[Problem to work on]:
Leave the pictures out and copy exactly the lines from the line containing "Give me the" to the line containing "Enumerate this screenshot's", both lines included.

>>>>

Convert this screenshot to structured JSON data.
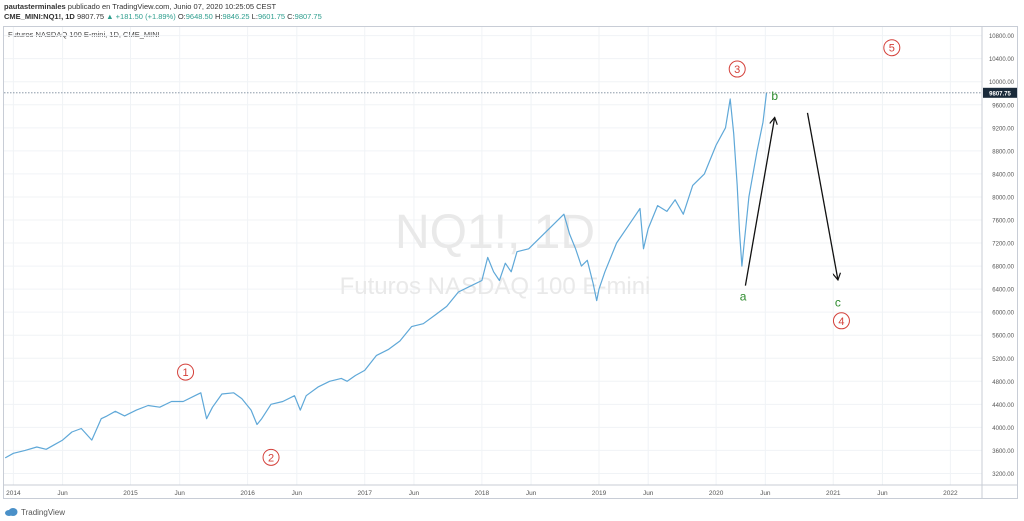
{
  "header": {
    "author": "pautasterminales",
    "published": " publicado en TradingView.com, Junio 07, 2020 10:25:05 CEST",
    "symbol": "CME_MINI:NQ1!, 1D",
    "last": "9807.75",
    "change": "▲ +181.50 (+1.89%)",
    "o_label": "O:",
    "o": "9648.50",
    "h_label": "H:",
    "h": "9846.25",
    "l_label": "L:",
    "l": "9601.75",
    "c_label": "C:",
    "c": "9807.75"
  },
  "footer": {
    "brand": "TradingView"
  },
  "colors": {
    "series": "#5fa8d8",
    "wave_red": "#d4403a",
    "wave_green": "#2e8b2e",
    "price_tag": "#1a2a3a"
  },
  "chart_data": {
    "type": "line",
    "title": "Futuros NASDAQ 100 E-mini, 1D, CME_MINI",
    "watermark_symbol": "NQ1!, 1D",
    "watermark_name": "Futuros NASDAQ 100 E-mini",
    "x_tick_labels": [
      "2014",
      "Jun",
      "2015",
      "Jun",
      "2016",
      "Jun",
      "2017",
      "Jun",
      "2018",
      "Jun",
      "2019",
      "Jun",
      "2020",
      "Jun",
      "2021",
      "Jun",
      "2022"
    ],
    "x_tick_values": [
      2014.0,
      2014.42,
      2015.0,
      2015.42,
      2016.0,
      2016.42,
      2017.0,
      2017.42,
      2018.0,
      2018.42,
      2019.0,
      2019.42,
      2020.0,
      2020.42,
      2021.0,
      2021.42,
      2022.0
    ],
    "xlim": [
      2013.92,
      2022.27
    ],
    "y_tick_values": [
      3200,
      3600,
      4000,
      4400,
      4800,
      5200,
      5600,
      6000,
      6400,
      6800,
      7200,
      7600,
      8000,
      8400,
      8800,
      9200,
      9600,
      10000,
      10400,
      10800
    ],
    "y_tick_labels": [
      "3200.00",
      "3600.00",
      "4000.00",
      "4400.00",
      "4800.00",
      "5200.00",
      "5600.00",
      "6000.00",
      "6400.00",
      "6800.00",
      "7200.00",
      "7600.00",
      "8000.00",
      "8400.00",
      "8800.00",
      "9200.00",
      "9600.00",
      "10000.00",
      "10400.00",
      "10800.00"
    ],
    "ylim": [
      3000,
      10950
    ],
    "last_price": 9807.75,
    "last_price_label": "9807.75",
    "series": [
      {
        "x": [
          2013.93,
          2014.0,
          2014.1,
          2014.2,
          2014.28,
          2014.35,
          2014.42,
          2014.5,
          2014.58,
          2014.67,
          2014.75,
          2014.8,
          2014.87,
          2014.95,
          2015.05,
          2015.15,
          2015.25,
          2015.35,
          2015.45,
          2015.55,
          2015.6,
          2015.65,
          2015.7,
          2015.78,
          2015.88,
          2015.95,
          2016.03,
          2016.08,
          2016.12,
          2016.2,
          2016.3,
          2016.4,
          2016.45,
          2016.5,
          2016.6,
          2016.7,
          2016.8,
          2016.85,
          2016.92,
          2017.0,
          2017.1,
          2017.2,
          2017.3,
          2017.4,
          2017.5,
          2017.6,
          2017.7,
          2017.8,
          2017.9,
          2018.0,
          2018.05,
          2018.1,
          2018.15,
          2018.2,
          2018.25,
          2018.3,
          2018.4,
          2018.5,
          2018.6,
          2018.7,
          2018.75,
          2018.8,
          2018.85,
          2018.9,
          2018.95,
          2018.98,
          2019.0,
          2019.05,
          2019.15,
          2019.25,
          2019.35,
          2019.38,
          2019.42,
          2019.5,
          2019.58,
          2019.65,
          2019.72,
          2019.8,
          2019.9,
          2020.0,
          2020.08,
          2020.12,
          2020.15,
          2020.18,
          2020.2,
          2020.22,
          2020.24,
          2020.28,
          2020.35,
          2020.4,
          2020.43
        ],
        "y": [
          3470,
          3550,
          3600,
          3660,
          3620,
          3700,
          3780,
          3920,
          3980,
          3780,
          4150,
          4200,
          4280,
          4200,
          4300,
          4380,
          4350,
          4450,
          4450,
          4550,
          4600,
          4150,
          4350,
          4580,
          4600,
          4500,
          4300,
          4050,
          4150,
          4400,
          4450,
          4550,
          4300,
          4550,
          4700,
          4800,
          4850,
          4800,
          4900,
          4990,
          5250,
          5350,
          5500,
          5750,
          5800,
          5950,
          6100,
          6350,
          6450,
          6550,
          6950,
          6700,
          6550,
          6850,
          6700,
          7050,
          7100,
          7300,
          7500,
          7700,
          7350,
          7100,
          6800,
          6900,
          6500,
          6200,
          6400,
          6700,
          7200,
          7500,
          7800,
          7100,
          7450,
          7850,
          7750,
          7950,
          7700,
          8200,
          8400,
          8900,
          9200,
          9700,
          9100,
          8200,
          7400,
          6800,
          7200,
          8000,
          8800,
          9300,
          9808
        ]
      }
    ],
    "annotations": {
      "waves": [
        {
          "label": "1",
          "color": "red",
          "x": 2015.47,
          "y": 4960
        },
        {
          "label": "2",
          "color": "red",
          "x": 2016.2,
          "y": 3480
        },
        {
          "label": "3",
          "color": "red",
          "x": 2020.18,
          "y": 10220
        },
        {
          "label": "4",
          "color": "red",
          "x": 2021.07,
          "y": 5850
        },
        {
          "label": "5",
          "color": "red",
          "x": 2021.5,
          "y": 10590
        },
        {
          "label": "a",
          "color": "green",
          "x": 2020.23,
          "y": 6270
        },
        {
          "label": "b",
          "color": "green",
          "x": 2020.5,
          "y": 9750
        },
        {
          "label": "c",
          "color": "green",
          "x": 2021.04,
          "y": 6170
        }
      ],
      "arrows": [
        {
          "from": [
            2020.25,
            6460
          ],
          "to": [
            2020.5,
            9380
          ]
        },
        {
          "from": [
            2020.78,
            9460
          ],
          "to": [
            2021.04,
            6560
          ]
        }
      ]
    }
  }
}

<<<<
>>>>

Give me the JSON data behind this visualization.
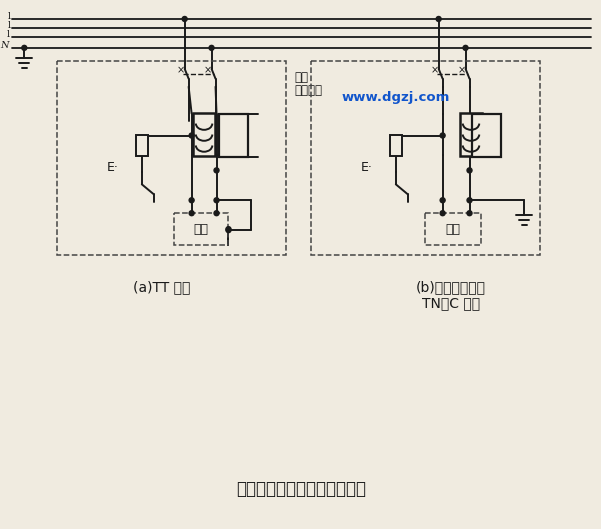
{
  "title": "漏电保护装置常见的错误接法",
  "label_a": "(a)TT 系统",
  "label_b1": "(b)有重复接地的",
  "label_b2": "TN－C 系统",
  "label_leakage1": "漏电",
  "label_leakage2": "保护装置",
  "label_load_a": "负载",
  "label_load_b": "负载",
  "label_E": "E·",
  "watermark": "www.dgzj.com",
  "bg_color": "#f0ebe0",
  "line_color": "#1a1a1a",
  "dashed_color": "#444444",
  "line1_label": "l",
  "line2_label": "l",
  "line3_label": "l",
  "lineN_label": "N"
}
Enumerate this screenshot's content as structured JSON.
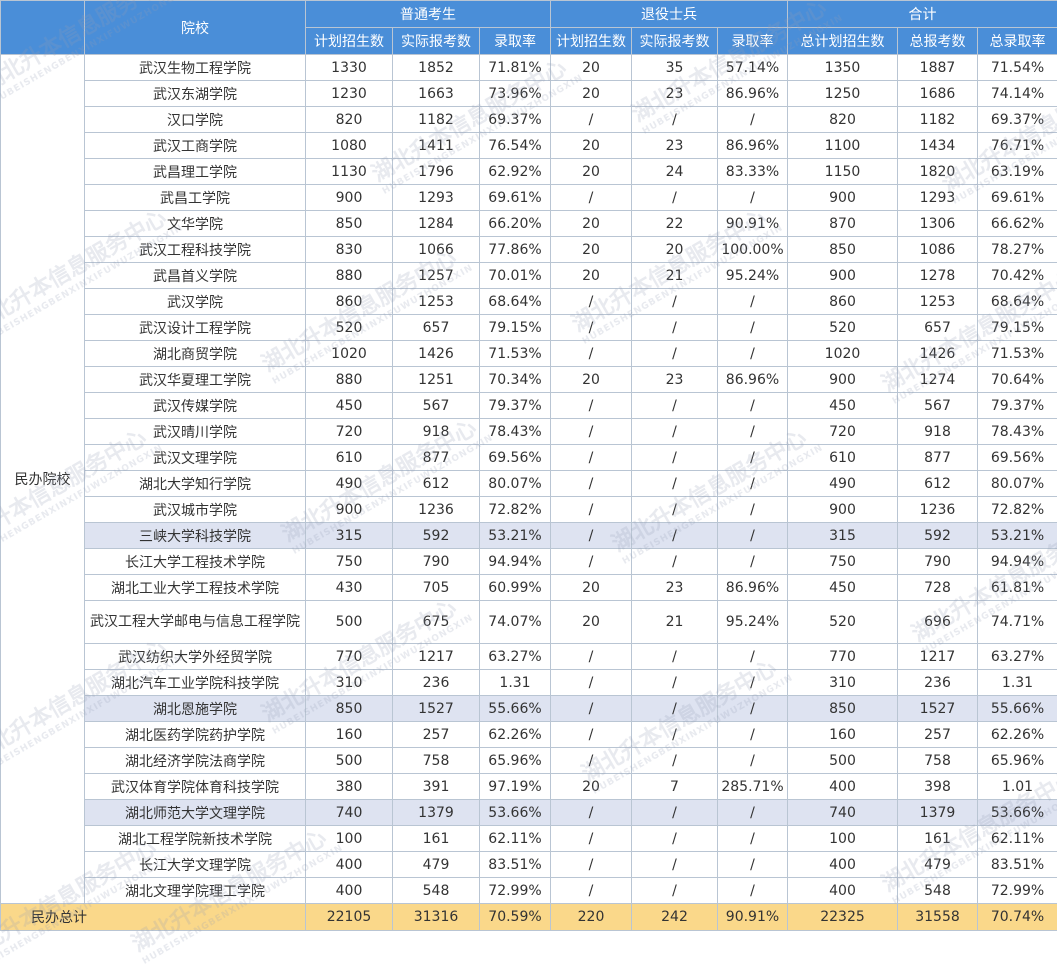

<<<<

[Exercise result]:
Give me the JSON data behind this visualization.
{
  "title": "漏电保护装置常见的错误接法",
  "label_a": "(a)TT 系统",
  "label_b1": "(b)有重复接地的",
  "label_b2": "TN－C 系统",
  "label_leakage1": "漏电",
  "label_leakage2": "保护装置",
  "label_load_a": "负载",
  "label_load_b": "负载",
  "label_E": "E·",
  "watermark": "www.dgzj.com",
  "bg_color": "#f0ebe0",
  "line_color": "#1a1a1a",
  "dashed_color": "#444444",
  "line1_label": "l",
  "line2_label": "l",
  "line3_label": "l",
  "lineN_label": "N"
}
Enumerate this screenshot's content as structured JSON.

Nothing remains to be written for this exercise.